- **TASK OBJECTIVE**
Omit all pictures, then retype the data exactly as given.

╔══

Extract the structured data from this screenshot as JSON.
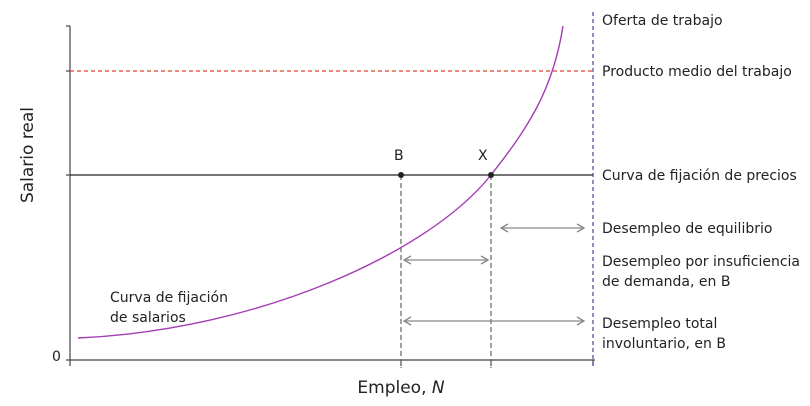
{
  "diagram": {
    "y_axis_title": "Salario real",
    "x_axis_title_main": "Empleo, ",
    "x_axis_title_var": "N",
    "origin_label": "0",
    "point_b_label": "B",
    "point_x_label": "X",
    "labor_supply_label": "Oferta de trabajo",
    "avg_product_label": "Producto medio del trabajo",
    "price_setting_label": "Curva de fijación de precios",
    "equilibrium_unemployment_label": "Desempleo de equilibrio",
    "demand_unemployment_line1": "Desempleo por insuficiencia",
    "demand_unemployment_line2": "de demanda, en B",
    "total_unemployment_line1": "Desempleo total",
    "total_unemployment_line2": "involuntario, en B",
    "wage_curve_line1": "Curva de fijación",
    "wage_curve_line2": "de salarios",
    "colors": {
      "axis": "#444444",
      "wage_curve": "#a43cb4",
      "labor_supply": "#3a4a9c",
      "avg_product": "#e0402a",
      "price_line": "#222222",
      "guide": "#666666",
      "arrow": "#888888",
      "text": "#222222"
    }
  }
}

╚══

- **WRITTEN ANSWER**
Extract the structured data from this screenshot as JSON.
{
  "diagram": {
    "y_axis_title": "Salario real",
    "x_axis_title_main": "Empleo, ",
    "x_axis_title_var": "N",
    "origin_label": "0",
    "point_b_label": "B",
    "point_x_label": "X",
    "labor_supply_label": "Oferta de trabajo",
    "avg_product_label": "Producto medio del trabajo",
    "price_setting_label": "Curva de fijación de precios",
    "equilibrium_unemployment_label": "Desempleo de equilibrio",
    "demand_unemployment_line1": "Desempleo por insuficiencia",
    "demand_unemployment_line2": "de demanda, en B",
    "total_unemployment_line1": "Desempleo total",
    "total_unemployment_line2": "involuntario, en B",
    "wage_curve_line1": "Curva de fijación",
    "wage_curve_line2": "de salarios",
    "colors": {
      "axis": "#444444",
      "wage_curve": "#a43cb4",
      "labor_supply": "#3a4a9c",
      "avg_product": "#e0402a",
      "price_line": "#222222",
      "guide": "#666666",
      "arrow": "#888888",
      "text": "#222222"
    }
  }
}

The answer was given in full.